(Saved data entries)
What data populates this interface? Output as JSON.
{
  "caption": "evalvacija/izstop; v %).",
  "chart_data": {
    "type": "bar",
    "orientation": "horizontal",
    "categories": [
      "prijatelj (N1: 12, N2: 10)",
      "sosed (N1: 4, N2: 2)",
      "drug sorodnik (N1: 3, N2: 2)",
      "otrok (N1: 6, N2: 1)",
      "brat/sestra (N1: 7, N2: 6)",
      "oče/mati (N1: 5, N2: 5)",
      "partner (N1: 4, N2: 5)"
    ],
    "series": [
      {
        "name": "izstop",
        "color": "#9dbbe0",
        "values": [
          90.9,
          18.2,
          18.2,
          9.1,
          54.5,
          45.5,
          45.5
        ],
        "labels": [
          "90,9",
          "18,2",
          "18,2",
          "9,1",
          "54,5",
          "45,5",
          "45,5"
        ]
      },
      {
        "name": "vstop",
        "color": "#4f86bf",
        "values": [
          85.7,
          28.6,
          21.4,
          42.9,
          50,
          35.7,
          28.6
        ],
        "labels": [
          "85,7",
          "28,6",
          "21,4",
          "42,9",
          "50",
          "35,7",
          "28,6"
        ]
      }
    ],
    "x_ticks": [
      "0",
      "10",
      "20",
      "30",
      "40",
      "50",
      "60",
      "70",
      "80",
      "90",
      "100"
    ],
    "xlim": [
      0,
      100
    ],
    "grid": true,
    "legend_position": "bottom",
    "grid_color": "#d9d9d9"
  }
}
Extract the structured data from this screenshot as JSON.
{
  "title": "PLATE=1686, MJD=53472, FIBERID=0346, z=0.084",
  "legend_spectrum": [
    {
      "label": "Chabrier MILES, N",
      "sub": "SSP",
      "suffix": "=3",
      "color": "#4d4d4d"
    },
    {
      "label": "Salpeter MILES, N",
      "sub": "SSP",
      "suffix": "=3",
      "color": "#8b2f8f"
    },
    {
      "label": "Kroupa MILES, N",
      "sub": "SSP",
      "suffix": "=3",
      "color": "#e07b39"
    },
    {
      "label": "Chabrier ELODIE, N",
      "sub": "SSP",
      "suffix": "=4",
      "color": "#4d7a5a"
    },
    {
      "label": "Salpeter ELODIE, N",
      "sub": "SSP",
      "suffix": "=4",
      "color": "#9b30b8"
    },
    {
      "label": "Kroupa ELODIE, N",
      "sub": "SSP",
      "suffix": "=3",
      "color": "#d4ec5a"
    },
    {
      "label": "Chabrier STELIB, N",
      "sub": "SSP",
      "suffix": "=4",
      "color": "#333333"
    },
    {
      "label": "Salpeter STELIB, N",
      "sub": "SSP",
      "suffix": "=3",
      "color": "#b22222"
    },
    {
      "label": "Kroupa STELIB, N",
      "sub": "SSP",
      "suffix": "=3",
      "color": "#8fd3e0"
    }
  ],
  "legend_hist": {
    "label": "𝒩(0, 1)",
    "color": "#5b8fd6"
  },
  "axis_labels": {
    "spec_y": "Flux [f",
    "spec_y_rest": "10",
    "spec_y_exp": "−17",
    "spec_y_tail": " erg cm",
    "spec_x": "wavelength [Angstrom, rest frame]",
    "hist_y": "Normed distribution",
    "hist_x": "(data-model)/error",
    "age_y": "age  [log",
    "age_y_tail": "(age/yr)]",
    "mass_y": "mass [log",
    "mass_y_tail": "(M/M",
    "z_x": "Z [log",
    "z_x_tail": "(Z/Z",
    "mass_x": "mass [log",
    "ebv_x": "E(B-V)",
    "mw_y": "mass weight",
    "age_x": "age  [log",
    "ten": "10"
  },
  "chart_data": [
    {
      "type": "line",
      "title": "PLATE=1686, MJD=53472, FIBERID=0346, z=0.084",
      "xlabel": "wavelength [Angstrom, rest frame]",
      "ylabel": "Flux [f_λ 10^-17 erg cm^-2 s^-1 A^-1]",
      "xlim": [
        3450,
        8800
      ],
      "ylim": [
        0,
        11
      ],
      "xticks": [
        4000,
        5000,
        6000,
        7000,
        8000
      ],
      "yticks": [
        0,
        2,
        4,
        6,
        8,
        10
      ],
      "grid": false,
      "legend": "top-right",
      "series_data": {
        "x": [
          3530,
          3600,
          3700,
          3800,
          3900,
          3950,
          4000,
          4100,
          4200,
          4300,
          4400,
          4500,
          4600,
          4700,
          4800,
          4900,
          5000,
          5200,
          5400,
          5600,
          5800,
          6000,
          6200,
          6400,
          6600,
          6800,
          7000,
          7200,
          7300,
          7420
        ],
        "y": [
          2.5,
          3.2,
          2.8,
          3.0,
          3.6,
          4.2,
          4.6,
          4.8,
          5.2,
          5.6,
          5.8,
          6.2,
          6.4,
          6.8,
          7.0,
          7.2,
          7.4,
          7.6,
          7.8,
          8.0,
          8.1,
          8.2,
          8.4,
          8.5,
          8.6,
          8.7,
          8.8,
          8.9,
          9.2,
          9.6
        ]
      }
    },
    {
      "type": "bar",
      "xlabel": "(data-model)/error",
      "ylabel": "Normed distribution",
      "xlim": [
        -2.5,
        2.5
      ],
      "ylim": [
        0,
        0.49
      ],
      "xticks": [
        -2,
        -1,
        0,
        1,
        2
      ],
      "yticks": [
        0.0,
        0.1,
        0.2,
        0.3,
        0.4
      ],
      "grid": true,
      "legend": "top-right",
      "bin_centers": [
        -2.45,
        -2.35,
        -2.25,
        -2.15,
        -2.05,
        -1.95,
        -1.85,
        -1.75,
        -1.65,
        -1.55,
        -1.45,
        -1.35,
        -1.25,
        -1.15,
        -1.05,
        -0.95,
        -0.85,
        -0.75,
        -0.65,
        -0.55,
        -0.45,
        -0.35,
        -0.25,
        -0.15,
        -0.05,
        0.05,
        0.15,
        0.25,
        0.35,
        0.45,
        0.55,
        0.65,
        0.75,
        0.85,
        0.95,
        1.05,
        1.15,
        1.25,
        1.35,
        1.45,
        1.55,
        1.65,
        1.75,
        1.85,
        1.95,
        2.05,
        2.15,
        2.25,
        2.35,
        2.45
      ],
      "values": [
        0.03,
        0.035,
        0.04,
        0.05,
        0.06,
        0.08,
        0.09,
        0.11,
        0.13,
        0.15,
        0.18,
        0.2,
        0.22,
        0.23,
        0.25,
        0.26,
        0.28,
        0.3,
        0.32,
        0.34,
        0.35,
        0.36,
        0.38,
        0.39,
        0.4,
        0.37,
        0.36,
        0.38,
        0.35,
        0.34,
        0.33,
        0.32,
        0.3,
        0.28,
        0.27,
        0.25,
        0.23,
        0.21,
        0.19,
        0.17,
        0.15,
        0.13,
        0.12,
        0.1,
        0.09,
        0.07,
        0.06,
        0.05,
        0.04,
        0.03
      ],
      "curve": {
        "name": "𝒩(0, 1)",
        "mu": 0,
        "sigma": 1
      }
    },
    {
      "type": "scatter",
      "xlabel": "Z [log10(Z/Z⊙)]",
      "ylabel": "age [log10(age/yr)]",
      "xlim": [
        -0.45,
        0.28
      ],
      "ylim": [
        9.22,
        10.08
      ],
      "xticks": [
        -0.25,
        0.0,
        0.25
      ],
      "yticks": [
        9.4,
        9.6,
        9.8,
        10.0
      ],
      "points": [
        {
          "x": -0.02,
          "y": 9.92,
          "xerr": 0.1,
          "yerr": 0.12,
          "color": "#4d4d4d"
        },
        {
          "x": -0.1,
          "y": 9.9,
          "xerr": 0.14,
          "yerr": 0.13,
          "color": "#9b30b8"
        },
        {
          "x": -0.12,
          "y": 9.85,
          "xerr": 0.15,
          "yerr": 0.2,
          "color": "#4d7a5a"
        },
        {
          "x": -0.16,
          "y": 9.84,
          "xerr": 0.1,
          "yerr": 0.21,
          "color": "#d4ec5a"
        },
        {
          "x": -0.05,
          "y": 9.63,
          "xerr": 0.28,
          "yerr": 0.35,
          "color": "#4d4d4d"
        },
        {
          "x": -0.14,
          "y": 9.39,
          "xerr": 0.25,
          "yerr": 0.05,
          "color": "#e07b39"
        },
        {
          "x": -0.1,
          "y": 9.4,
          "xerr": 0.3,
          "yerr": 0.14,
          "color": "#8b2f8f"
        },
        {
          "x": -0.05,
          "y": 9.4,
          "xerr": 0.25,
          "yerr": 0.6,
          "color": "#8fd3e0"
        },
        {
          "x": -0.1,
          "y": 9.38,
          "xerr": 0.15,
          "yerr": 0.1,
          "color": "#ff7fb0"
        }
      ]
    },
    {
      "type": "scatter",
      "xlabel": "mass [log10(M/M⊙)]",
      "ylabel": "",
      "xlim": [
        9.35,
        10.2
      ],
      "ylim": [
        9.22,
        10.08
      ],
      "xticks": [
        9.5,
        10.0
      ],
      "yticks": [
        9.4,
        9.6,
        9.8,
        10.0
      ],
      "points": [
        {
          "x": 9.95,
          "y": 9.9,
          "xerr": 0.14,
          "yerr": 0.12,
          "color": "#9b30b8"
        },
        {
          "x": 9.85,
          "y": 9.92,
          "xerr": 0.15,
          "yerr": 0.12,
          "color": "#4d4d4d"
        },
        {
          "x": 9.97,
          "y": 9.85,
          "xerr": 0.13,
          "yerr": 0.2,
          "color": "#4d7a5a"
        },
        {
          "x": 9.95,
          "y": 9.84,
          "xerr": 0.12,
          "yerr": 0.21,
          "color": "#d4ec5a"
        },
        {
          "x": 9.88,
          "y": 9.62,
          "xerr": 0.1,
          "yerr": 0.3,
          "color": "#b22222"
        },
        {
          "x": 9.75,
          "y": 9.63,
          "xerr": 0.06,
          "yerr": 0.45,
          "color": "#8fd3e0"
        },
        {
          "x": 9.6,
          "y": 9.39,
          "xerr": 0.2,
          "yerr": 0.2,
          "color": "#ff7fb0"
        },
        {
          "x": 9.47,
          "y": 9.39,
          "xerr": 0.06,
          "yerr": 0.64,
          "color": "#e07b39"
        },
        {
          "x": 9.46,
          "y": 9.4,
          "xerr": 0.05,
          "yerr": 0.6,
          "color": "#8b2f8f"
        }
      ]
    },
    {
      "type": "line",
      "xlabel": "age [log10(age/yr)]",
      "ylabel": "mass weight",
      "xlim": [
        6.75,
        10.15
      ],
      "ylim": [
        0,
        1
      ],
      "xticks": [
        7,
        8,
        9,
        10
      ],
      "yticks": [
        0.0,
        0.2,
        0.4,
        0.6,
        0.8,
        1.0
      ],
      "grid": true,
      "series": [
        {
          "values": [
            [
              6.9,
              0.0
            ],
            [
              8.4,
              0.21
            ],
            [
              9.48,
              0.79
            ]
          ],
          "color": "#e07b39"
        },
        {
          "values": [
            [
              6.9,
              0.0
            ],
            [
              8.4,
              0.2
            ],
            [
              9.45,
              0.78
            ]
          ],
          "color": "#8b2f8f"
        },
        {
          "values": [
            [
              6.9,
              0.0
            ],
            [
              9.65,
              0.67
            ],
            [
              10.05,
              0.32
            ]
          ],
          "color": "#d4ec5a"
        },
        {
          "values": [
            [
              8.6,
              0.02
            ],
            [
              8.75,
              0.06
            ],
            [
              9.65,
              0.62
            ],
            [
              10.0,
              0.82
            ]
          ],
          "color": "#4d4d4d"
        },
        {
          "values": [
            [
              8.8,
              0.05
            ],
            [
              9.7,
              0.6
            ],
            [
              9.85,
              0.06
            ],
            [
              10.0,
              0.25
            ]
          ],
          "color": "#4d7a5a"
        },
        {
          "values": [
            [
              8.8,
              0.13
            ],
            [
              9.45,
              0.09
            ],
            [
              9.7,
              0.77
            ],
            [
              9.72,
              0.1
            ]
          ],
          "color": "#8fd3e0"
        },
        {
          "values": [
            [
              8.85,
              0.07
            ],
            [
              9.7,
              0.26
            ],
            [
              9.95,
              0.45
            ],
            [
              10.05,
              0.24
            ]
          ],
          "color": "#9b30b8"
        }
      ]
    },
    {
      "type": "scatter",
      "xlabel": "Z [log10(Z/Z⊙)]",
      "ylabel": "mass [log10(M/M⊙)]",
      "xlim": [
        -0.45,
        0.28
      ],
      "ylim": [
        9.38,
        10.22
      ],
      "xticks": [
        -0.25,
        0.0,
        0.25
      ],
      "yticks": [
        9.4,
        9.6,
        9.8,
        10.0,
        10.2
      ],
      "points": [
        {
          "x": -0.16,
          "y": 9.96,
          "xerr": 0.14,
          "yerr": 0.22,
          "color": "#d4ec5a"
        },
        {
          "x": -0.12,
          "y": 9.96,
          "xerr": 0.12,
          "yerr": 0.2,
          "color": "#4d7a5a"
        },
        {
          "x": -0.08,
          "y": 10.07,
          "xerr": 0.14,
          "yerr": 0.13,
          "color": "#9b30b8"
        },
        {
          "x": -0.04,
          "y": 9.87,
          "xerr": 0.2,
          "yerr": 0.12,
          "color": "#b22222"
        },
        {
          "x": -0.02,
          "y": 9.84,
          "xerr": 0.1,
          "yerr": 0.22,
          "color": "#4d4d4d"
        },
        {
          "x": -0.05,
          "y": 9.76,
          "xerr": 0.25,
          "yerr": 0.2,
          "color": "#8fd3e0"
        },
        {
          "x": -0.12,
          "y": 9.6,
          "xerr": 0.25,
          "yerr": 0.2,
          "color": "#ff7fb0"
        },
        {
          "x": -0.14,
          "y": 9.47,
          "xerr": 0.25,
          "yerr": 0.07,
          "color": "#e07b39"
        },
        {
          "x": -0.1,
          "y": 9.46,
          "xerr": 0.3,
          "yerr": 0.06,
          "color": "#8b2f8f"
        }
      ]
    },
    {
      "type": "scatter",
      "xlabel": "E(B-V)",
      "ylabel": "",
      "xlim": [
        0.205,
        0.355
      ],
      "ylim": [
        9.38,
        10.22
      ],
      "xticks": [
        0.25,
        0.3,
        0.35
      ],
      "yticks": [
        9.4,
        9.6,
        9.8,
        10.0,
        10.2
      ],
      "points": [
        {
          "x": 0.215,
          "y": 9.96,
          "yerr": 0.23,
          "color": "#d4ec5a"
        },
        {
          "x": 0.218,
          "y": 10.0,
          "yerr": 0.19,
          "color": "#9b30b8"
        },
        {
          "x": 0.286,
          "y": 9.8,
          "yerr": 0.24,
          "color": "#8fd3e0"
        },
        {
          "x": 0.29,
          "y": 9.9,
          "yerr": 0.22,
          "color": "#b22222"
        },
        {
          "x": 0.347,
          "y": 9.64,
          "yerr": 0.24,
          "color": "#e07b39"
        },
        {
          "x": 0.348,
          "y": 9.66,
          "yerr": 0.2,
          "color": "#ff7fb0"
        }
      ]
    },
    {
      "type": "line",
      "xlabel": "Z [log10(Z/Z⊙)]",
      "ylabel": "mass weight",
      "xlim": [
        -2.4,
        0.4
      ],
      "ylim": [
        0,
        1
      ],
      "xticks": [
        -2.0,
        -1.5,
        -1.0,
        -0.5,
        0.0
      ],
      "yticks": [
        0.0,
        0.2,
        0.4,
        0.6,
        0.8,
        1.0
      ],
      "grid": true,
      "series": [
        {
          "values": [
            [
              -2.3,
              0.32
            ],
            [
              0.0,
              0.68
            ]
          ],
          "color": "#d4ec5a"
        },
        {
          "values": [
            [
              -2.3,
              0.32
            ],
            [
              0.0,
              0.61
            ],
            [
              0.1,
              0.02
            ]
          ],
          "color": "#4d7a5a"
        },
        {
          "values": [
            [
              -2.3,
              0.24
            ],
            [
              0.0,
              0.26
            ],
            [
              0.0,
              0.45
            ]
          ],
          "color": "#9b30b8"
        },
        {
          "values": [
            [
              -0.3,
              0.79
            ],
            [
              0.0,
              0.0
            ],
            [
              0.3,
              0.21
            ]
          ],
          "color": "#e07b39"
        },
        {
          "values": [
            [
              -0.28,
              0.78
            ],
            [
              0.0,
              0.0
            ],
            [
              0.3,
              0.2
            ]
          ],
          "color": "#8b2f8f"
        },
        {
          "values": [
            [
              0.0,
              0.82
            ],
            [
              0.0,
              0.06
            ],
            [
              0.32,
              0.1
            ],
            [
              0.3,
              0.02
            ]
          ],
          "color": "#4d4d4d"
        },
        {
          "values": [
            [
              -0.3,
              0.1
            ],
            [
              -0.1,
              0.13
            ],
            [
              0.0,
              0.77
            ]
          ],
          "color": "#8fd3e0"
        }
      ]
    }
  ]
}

**Exercise brief**. Show the lines of the data that hold the word "model".

**Exercise answer**.
    "hist_x": "(data-model)/error",
      "xlabel": "(data-model)/error",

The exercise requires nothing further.